[Supplied records]:
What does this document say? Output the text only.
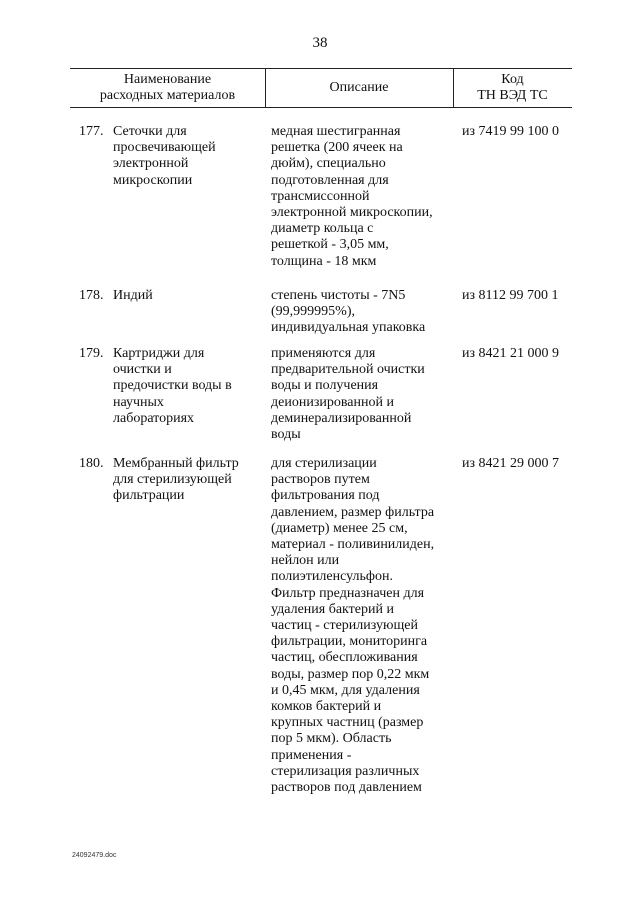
38
Наименование
расходных материалов
Описание
Код
ТН ВЭД ТС
177. Сеточки для
просвечивающей
электронной
микроскопии
медная шестигранная
решетка (200 ячеек на
дюйм), специально
подготовленная для
трансмиссонной
электронной микроскопии,
диаметр кольца с
решеткой - 3,05 мм,
толщина - 18 мкм
из 7419 99 100 0
178. Индий	степень чистоты - 7N5
(99,999995%),
индивидуальная упаковка
из 8112 99 700 1
179. Картриджи для
очистки и
предочистки воды в
научных
лабораториях
применяются для
предварительной очистки
воды и получения
деионизированной и
деминерализированной
воды
из 8421 21 000 9
180. Мембранный фильтр
для стерилизующей
фильтрации
для стерилизации
растворов путем
фильтрования под
давлением, размер фильтра
(диаметр) менее 25 см,
материал - поливинилиден,
нейлон или
полиэтиленсульфон.
Фильтр предназначен для
удаления бактерий и
частиц - стерилизующей
фильтрации, мониторинга
частиц, обеспложивания
воды, размер пор 0,22 мкм
и 0,45 мкм, для удаления
комков бактерий и
крупных частниц (размер
пор 5 мкм). Область
применения -
стерилизация различных
растворов под давлением
из 8421 29 000 7
24092479.doc
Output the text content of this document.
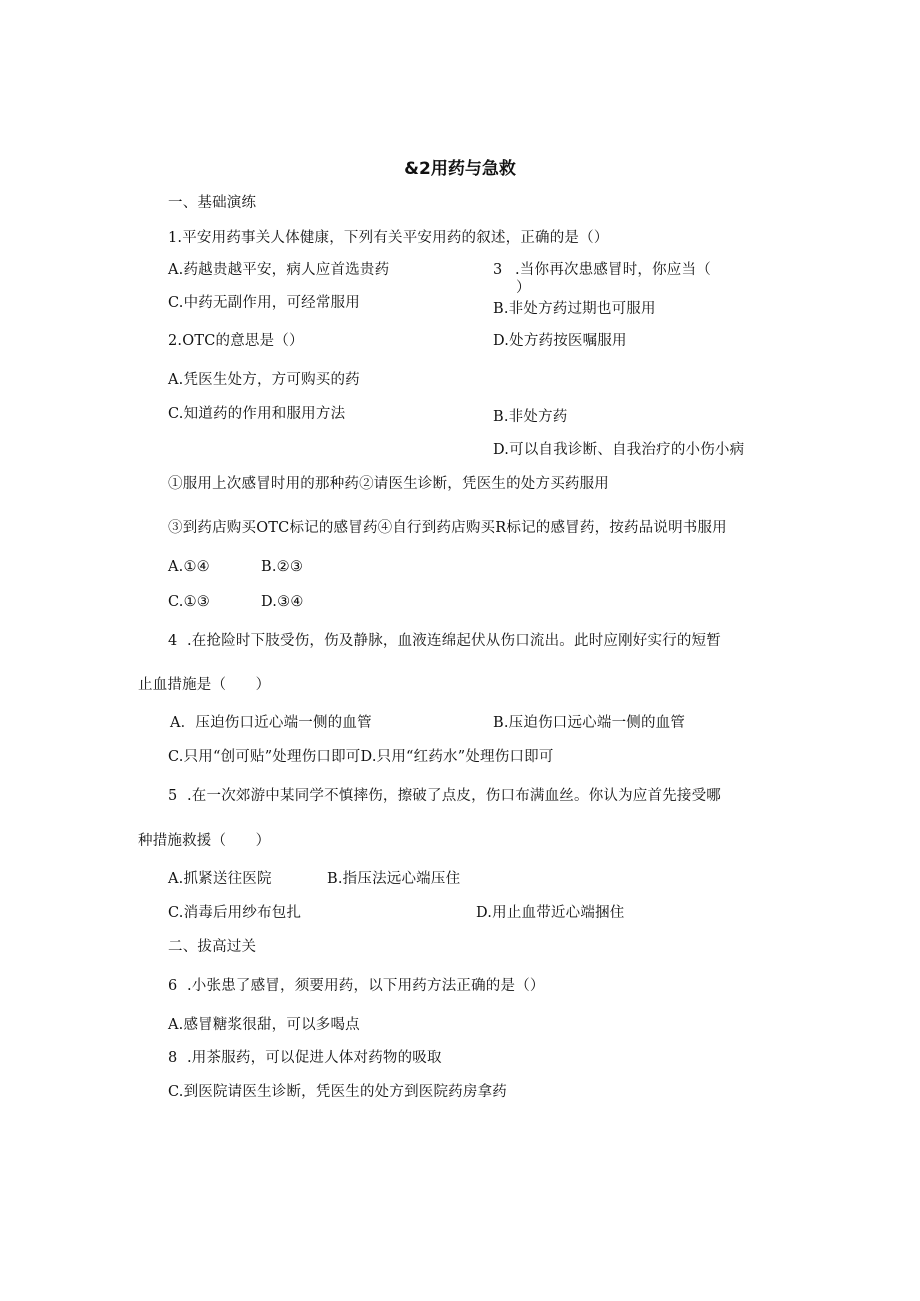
&2用药与急救
一、基础演练
1.平安用药事关人体健康，下列有关平安用药的叙述，正确的是（）
A.药越贵越平安，病人应首选贵药	3 .当你再次患感冒时，你应当（
）
C.中药无副作用，可经常服用	B.非处方药过期也可服用
2.OTC的意思是（）	D.处方药按医嘱服用
A.凭医生处方，方可购买的药
C.知道药的作用和服用方法	B.非处方药
D.可以自我诊断、自我治疗的小伤小病
①服用上次感冒时用的那种药②请医生诊断，凭医生的处方买药服用
③到药店购买OTC标记的感冒药④自行到药店购买R标记的感冒药，按药品说明书服用
A.①④	B.②③
C.①③	D.③④
4 .在抢险时下肢受伤，伤及静脉，血液连绵起伏从伤口流出。此时应刚好实行的短暂
止血措施是（　　）
A．压迫伤口近心端一侧的血管	B.压迫伤口远心端一侧的血管
C.只用“创可贴”处理伤口即可D.只用“红药水”处理伤口即可
5 .在一次郊游中某同学不慎摔伤，擦破了点皮，伤口布满血丝。你认为应首先接受哪
种措施救援（　　）
A.抓紧送往医院	B.指压法远心端压住
C.消毒后用纱布包扎	D.用止血带近心端捆住
二、拔高过关
6 .小张患了感冒，须要用药，以下用药方法正确的是（）
A.感冒糖浆很甜，可以多喝点
8 .用茶服药，可以促进人体对药物的吸取
C.到医院请医生诊断，凭医生的处方到医院药房拿药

[Stated problem]: Report how many lines in the data contain the word "диаметр", with no words besides the number.

[Reply]: 2